Pictures do not belong in the copy; transcribe everything else in the records exactly.

**Given records:**

○ ○ ○ ○

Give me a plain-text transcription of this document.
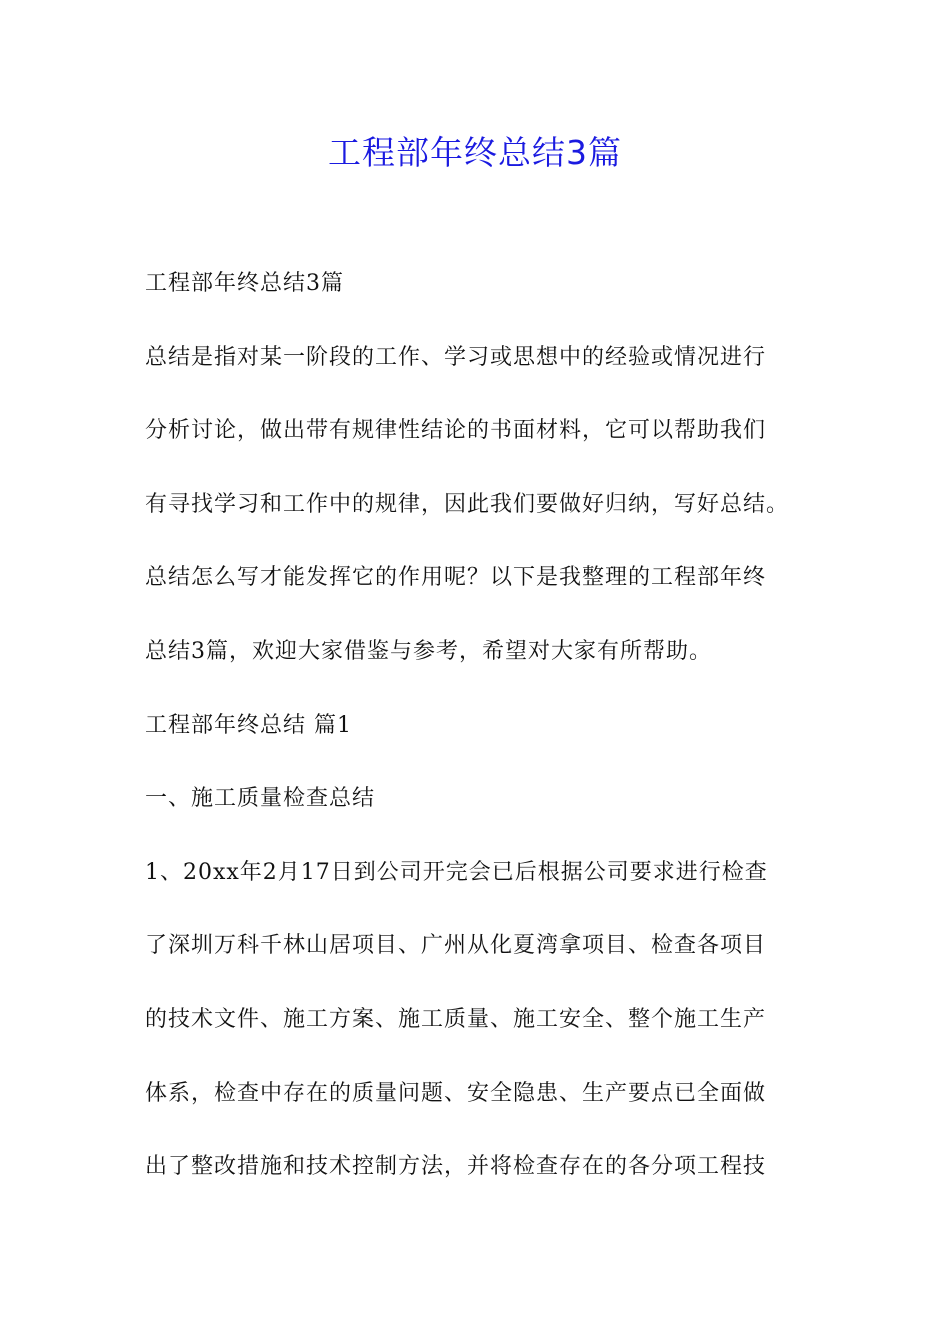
工程部年终总结3篇
工程部年终总结3篇
总结是指对某一阶段的工作、学习或思想中的经验或情况进行
分析讨论，做出带有规律性结论的书面材料，它可以帮助我们
有寻找学习和工作中的规律，因此我们要做好归纳，写好总结。
总结怎么写才能发挥它的作用呢？以下是我整理的工程部年终
总结3篇，欢迎大家借鉴与参考，希望对大家有所帮助。
工程部年终总结 篇1
一、施工质量检查总结
1、20xx年2月17日到公司开完会已后根据公司要求进行检查
了深圳万科千林山居项目、广州从化夏湾拿项目、检查各项目
的技术文件、施工方案、施工质量、施工安全、整个施工生产
体系，检查中存在的质量问题、安全隐患、生产要点已全面做
出了整改措施和技术控制方法，并将检查存在的各分项工程技
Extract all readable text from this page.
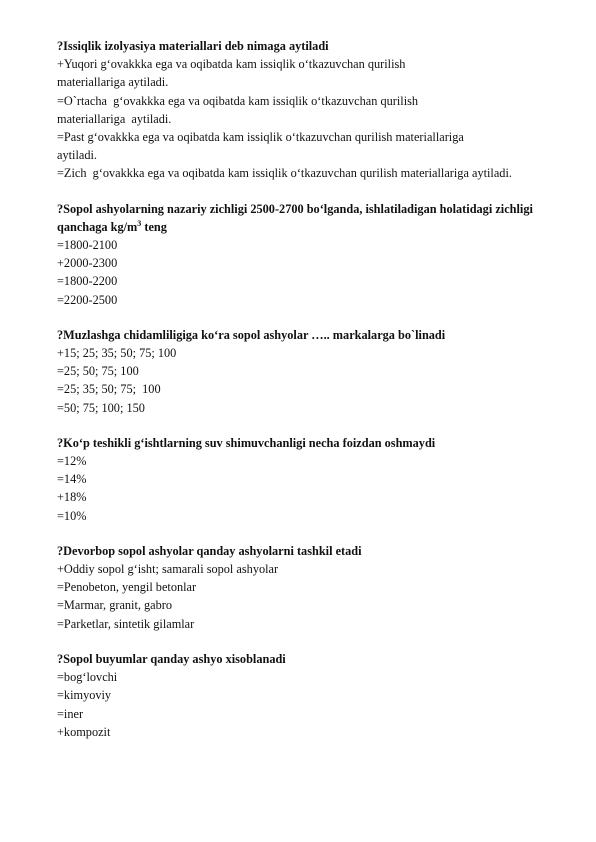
?Issiqlik izolyasiya materiallari deb nimaga aytiladi
+Yuqori g‘ovakkka ega va oqibatda kam issiqlik o‘tkazuvchan qurilish materiallariga aytiladi.
=O`rtacha  g‘ovakkka ega va oqibatda kam issiqlik o‘tkazuvchan qurilish materiallariga  aytiladi.
=Past g‘ovakkka ega va oqibatda kam issiqlik o‘tkazuvchan qurilish materiallariga aytiladi.
=Zich  g‘ovakkka ega va oqibatda kam issiqlik o‘tkazuvchan qurilish materiallariga aytiladi.
?Sopol ashyolarning nazariy zichligi 2500-2700 bo‘lganda, ishlatiladigan holatidagi zichligi qanchaga $kg/m^3$ teng
=1800-2100
+2000-2300
=1800-2200
=2200-2500
?Muzlashga chidamliligiga ko‘ra sopol ashyolar ….. markalarga bo`linadi
+15; 25; 35; 50; 75; 100
=25; 50; 75; 100
=25; 35; 50; 75;  100
=50; 75; 100; 150
?Ko‘p teshikli g‘ishtlarning suv shimuvchanligi necha foizdan oshmaydi
=12%
=14%
+18%
=10%
?Devorbop sopol ashyolar qanday ashyolarni tashkil etadi
+Oddiy sopol g‘isht; samarali sopol ashyolar
=Penobeton, yengil betonlar
=Marmar, granit, gabro
=Parketlar, sintetik gilamlar
?Sopol buyumlar qanday ashyo xisoblanadi
=bog‘lovchi
=kimyoviy
=iner
+kompozit
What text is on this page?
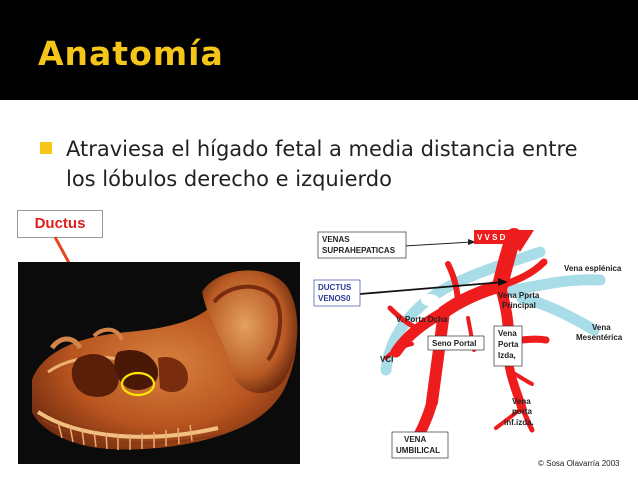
Anatomía
Atraviesa el hígado fetal a media distancia entre los lóbulos derecho e izquierdo
Ductus
VENAS
SUPRAHEPATICAS
V V S D
DUCTUS
VENOS0
Vena esplénica
Vena Pprta
Principal
V. Porta Dcha
Vena
Mesentérica
Seno Portal
Vena
Porta
Izda,
VCI
Vena
porta
inf.izda.
VENA
UMBILICAL
© Sosa Olavarría 2003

○ ○ ○ ○

**Reply:**
Give me a plain-text transcription of this document.
工程部年终总结3篇
工程部年终总结3篇
总结是指对某一阶段的工作、学习或思想中的经验或情况进行
分析讨论，做出带有规律性结论的书面材料，它可以帮助我们
有寻找学习和工作中的规律，因此我们要做好归纳，写好总结。
总结怎么写才能发挥它的作用呢？以下是我整理的工程部年终
总结3篇，欢迎大家借鉴与参考，希望对大家有所帮助。
工程部年终总结 篇1
一、施工质量检查总结
1、20xx年2月17日到公司开完会已后根据公司要求进行检查
了深圳万科千林山居项目、广州从化夏湾拿项目、检查各项目
的技术文件、施工方案、施工质量、施工安全、整个施工生产
体系，检查中存在的质量问题、安全隐患、生产要点已全面做
出了整改措施和技术控制方法，并将检查存在的各分项工程技
Extract all readable text from this page.
?Issiqlik izolyasiya materiallari deb nimaga aytiladi
+Yuqori g‘ovakkka ega va oqibatda kam issiqlik o‘tkazuvchan qurilish materiallariga aytiladi.
=O`rtacha  g‘ovakkka ega va oqibatda kam issiqlik o‘tkazuvchan qurilish materiallariga  aytiladi.
=Past g‘ovakkka ega va oqibatda kam issiqlik o‘tkazuvchan qurilish materiallariga aytiladi.
=Zich  g‘ovakkka ega va oqibatda kam issiqlik o‘tkazuvchan qurilish materiallariga aytiladi.
?Sopol ashyolarning nazariy zichligi 2500-2700 bo‘lganda, ishlatiladigan holatidagi zichligi qanchaga $kg/m^3$ teng
=1800-2100
+2000-2300
=1800-2200
=2200-2500
?Muzlashga chidamliligiga ko‘ra sopol ashyolar ….. markalarga bo`linadi
+15; 25; 35; 50; 75; 100
=25; 50; 75; 100
=25; 35; 50; 75;  100
=50; 75; 100; 150
?Ko‘p teshikli g‘ishtlarning suv shimuvchanligi necha foizdan oshmaydi
=12%
=14%
+18%
=10%
?Devorbop sopol ashyolar qanday ashyolarni tashkil etadi
+Oddiy sopol g‘isht; samarali sopol ashyolar
=Penobeton, yengil betonlar
=Marmar, granit, gabro
=Parketlar, sintetik gilamlar
?Sopol buyumlar qanday ashyo xisoblanadi
=bog‘lovchi
=kimyoviy
=iner
+kompozit
What text is on this page?
Anatomía
Atraviesa el hígado fetal a media distancia entre los lóbulos derecho e izquierdo
Ductus
VENAS
SUPRAHEPATICAS
V V S D
DUCTUS
VENOS0
Vena esplénica
Vena Pprta
Principal
V. Porta Dcha
Vena
Mesentérica
Seno Portal
Vena
Porta
Izda,
VCI
Vena
porta
inf.izda.
VENA
UMBILICAL
© Sosa Olavarría 2003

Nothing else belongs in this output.